DIRECTIONS:
Assemble all lines in which the string "title" appears.

Dataset rows about figures
::::::::
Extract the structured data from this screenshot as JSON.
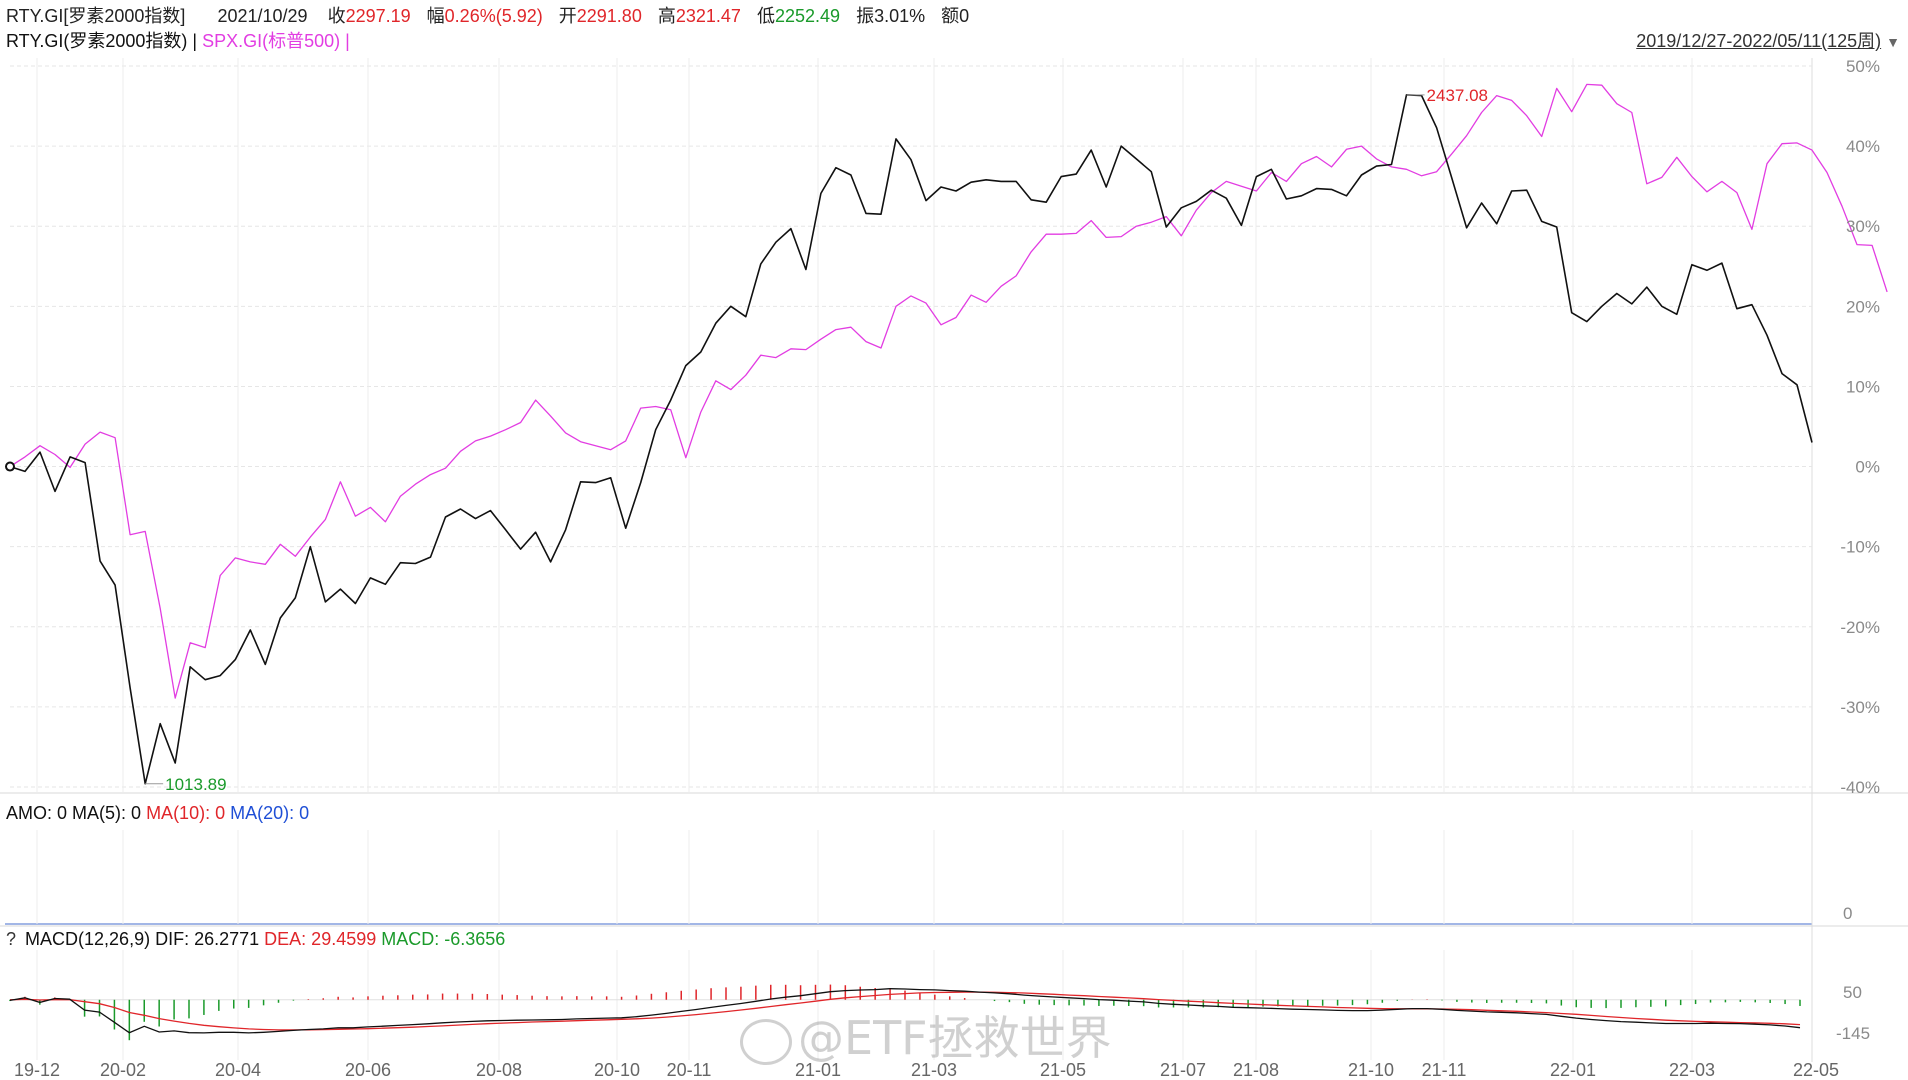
{
  "header": {
    "code": "RTY.GI[罗素2000指数]",
    "date": "2021/10/29",
    "close_label": "收",
    "close_value": "2297.19",
    "change_label": "幅",
    "change_value": "0.26%(5.92)",
    "open_label": "开",
    "open_value": "2291.80",
    "high_label": "高",
    "high_value": "2321.47",
    "low_label": "低",
    "low_value": "2252.49",
    "amp_label": "振",
    "amp_value": "3.01%",
    "amount_label": "额",
    "amount_value": "0"
  },
  "legend_line": {
    "series1": "RTY.GI(罗素2000指数) |",
    "series2": "SPX.GI(标普500) |"
  },
  "range_label": "2019/12/27-2022/05/11(125周)",
  "amo_panel": {
    "amo": "AMO: 0",
    "ma5": "MA(5): 0",
    "ma10": "MA(10): 0",
    "ma20": "MA(20): 0",
    "zero_tick": "0"
  },
  "macd_panel": {
    "question": "?",
    "title": "MACD(12,26,9)",
    "dif": "DIF: 26.2771",
    "dea": "DEA: 29.4599",
    "macd": "MACD: -6.3656",
    "tick_top": "50",
    "tick_bottom": "-145"
  },
  "watermark": "@ETF拯救世界",
  "colors": {
    "rty": "#111111",
    "spx": "#e23de2",
    "up": "#e0262a",
    "down": "#1a9a2a",
    "ma20": "#1f4fd6",
    "axis_text": "#8a8a8a"
  },
  "chart_data": [
    {
      "type": "line",
      "title": "",
      "y_unit": "%",
      "ylim": [
        -40,
        50
      ],
      "yticks": [
        "50%",
        "40%",
        "30%",
        "20%",
        "10%",
        "0%",
        "-10%",
        "-20%",
        "-30%",
        "-40%"
      ],
      "xticks": [
        "19-12",
        "20-02",
        "20-04",
        "20-06",
        "20-08",
        "20-10",
        "20-11",
        "21-01",
        "21-03",
        "21-05",
        "21-07",
        "21-08",
        "21-10",
        "21-11",
        "22-01",
        "22-03",
        "22-05"
      ],
      "annotations": {
        "high": "2437.08",
        "low": "1013.89"
      },
      "series": [
        {
          "name": "RTY.GI(罗素2000指数)",
          "values": [
            0.0,
            -0.6,
            1.8,
            -3.1,
            1.2,
            0.5,
            -11.8,
            -14.8,
            -27.6,
            -39.6,
            -32.1,
            -37.0,
            -25.0,
            -26.6,
            -26.1,
            -24.1,
            -20.4,
            -24.7,
            -18.9,
            -16.4,
            -10.0,
            -16.9,
            -15.3,
            -17.1,
            -13.9,
            -14.7,
            -12.0,
            -12.1,
            -11.3,
            -6.3,
            -5.3,
            -6.5,
            -5.5,
            -7.9,
            -10.3,
            -8.2,
            -11.9,
            -7.9,
            -1.9,
            -2.0,
            -1.4,
            -7.7,
            -2.0,
            4.6,
            8.3,
            12.6,
            14.3,
            17.9,
            20.0,
            18.7,
            25.3,
            28.0,
            29.7,
            24.6,
            34.1,
            37.3,
            36.4,
            31.6,
            31.5,
            40.9,
            38.3,
            33.2,
            34.9,
            34.4,
            35.5,
            35.8,
            35.6,
            35.6,
            33.3,
            33.0,
            36.2,
            36.5,
            39.5,
            34.9,
            40.0,
            38.4,
            36.8,
            29.9,
            32.3,
            33.1,
            34.5,
            33.5,
            30.1,
            36.2,
            37.1,
            33.4,
            33.8,
            34.7,
            34.6,
            33.8,
            36.4,
            37.5,
            37.7,
            46.4,
            46.3,
            42.3,
            36.1,
            29.8,
            32.9,
            30.3,
            34.4,
            34.5,
            30.6,
            29.9,
            19.2,
            18.1,
            20.0,
            21.6,
            20.3,
            22.4,
            20.0,
            19.0,
            25.2,
            24.5,
            25.4,
            19.7,
            20.2,
            16.4,
            11.6,
            10.2,
            3.0
          ]
        },
        {
          "name": "SPX.GI(标普500)",
          "values": [
            0.0,
            1.2,
            2.6,
            1.5,
            -0.1,
            2.8,
            4.3,
            3.6,
            -8.5,
            -8.1,
            -17.7,
            -28.9,
            -22.0,
            -22.6,
            -13.6,
            -11.4,
            -11.9,
            -12.2,
            -9.7,
            -11.2,
            -8.8,
            -6.6,
            -1.9,
            -6.2,
            -5.1,
            -6.9,
            -3.7,
            -2.2,
            -1.0,
            -0.2,
            1.9,
            3.2,
            3.8,
            4.6,
            5.5,
            8.3,
            6.3,
            4.2,
            3.1,
            2.6,
            2.1,
            3.2,
            7.3,
            7.5,
            7.1,
            1.1,
            6.8,
            10.7,
            9.6,
            11.4,
            13.9,
            13.6,
            14.7,
            14.6,
            15.9,
            17.1,
            17.4,
            15.6,
            14.8,
            20.0,
            21.3,
            20.4,
            17.7,
            18.6,
            21.4,
            20.5,
            22.5,
            23.8,
            26.8,
            29.0,
            29.0,
            29.1,
            30.7,
            28.6,
            28.7,
            30.0,
            30.5,
            31.2,
            28.8,
            32.0,
            34.2,
            35.6,
            35.0,
            34.4,
            36.7,
            35.6,
            37.8,
            38.7,
            37.4,
            39.6,
            40.0,
            38.4,
            37.4,
            37.1,
            36.3,
            36.8,
            39.0,
            41.3,
            44.2,
            46.3,
            45.7,
            43.8,
            41.2,
            47.2,
            44.3,
            47.7,
            47.6,
            45.3,
            44.2,
            35.3,
            36.1,
            38.6,
            36.2,
            34.3,
            35.6,
            34.2,
            29.6,
            37.8,
            40.3,
            40.4,
            39.5,
            36.7,
            32.5,
            27.7,
            27.6,
            21.8
          ]
        }
      ]
    },
    {
      "type": "line",
      "title": "AMO: 0 MA(5): 0 MA(10): 0 MA(20): 0",
      "ylim": [
        0,
        1
      ],
      "series": [
        {
          "name": "AMO",
          "values": [
            0
          ]
        },
        {
          "name": "MA(5)",
          "values": [
            0
          ]
        },
        {
          "name": "MA(10)",
          "values": [
            0
          ]
        },
        {
          "name": "MA(20)",
          "values": [
            0
          ]
        }
      ]
    },
    {
      "type": "bar",
      "title": "MACD(12,26,9)",
      "ylim": [
        -145,
        50
      ],
      "yticks": [
        "50",
        "-145"
      ],
      "x_points": 124,
      "dif": [
        -0.6,
        1.8,
        -2.5,
        1.2,
        0.5,
        -9.7,
        -11.5,
        -21.1,
        -30.8,
        -24.8,
        -30.1,
        -29.1,
        -30.8,
        -31.0,
        -30.4,
        -30.4,
        -31.0,
        -30.4,
        -29.6,
        -28.6,
        -27.8,
        -27.2,
        -26.2,
        -26.2,
        -25.4,
        -24.7,
        -24.0,
        -23.2,
        -22.5,
        -21.5,
        -20.8,
        -20.2,
        -19.7,
        -19.4,
        -19.1,
        -18.9,
        -18.7,
        -18.4,
        -17.9,
        -17.5,
        -17.1,
        -16.9,
        -15.8,
        -14.3,
        -12.7,
        -10.9,
        -9.1,
        -7.1,
        -5.3,
        -3.5,
        -1.4,
        0.7,
        2.4,
        3.8,
        5.7,
        7.5,
        8.6,
        9.1,
        9.5,
        10.3,
        10.1,
        9.5,
        9.2,
        8.6,
        8.0,
        7.2,
        6.4,
        5.6,
        4.4,
        3.4,
        2.6,
        1.8,
        1.1,
        0.2,
        -0.4,
        -1.2,
        -2.0,
        -3.4,
        -4.2,
        -4.9,
        -5.6,
        -6.2,
        -7.0,
        -7.4,
        -7.8,
        -8.3,
        -8.8,
        -9.1,
        -9.5,
        -9.9,
        -10.1,
        -10.1,
        -9.7,
        -8.9,
        -8.3,
        -8.3,
        -8.9,
        -9.9,
        -10.6,
        -11.3,
        -11.7,
        -12.2,
        -12.9,
        -13.7,
        -15.5,
        -17.1,
        -18.4,
        -19.5,
        -20.4,
        -21.0,
        -21.6,
        -22.2,
        -22.2,
        -22.2,
        -21.9,
        -22.2,
        -22.3,
        -22.8,
        -23.5,
        -24.5,
        -26.1
      ],
      "dea": [
        0.0,
        0.4,
        -0.2,
        0.1,
        0.2,
        -1.8,
        -3.7,
        -7.2,
        -11.9,
        -14.5,
        -17.6,
        -19.9,
        -22.1,
        -23.9,
        -25.2,
        -26.3,
        -27.2,
        -27.8,
        -28.2,
        -28.2,
        -28.1,
        -27.9,
        -27.6,
        -27.3,
        -27.0,
        -26.6,
        -26.1,
        -25.6,
        -25.0,
        -24.4,
        -23.7,
        -23.0,
        -22.4,
        -21.8,
        -21.3,
        -20.8,
        -20.4,
        -20.0,
        -19.6,
        -19.1,
        -18.7,
        -18.3,
        -17.8,
        -17.1,
        -16.2,
        -15.1,
        -13.9,
        -12.5,
        -11.1,
        -9.6,
        -8.0,
        -6.3,
        -4.6,
        -3.0,
        -1.3,
        0.4,
        1.8,
        3.0,
        4.0,
        5.0,
        5.8,
        6.4,
        6.8,
        7.0,
        7.2,
        7.2,
        7.0,
        6.7,
        6.3,
        5.7,
        5.1,
        4.4,
        3.8,
        3.1,
        2.4,
        1.7,
        1.0,
        0.2,
        -0.6,
        -1.3,
        -2.0,
        -2.7,
        -3.4,
        -4.0,
        -4.6,
        -5.2,
        -5.7,
        -6.2,
        -6.7,
        -7.2,
        -7.6,
        -8.0,
        -8.3,
        -8.4,
        -8.4,
        -8.5,
        -8.6,
        -8.9,
        -9.3,
        -9.8,
        -10.3,
        -10.8,
        -11.4,
        -12.0,
        -12.8,
        -13.6,
        -14.6,
        -15.6,
        -16.6,
        -17.5,
        -18.3,
        -19.1,
        -19.7,
        -20.2,
        -20.6,
        -21.0,
        -21.3,
        -21.6,
        -22.0,
        -22.5,
        -23.2
      ]
    }
  ]
}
::::::::
EXERCISE RESULT:
    "title": "MACD(12,26,9)",
      "title": "",
      "title": "AMO: 0 MA(5): 0 MA(10): 0 MA(20): 0",
      "title": "MACD(12,26,9)",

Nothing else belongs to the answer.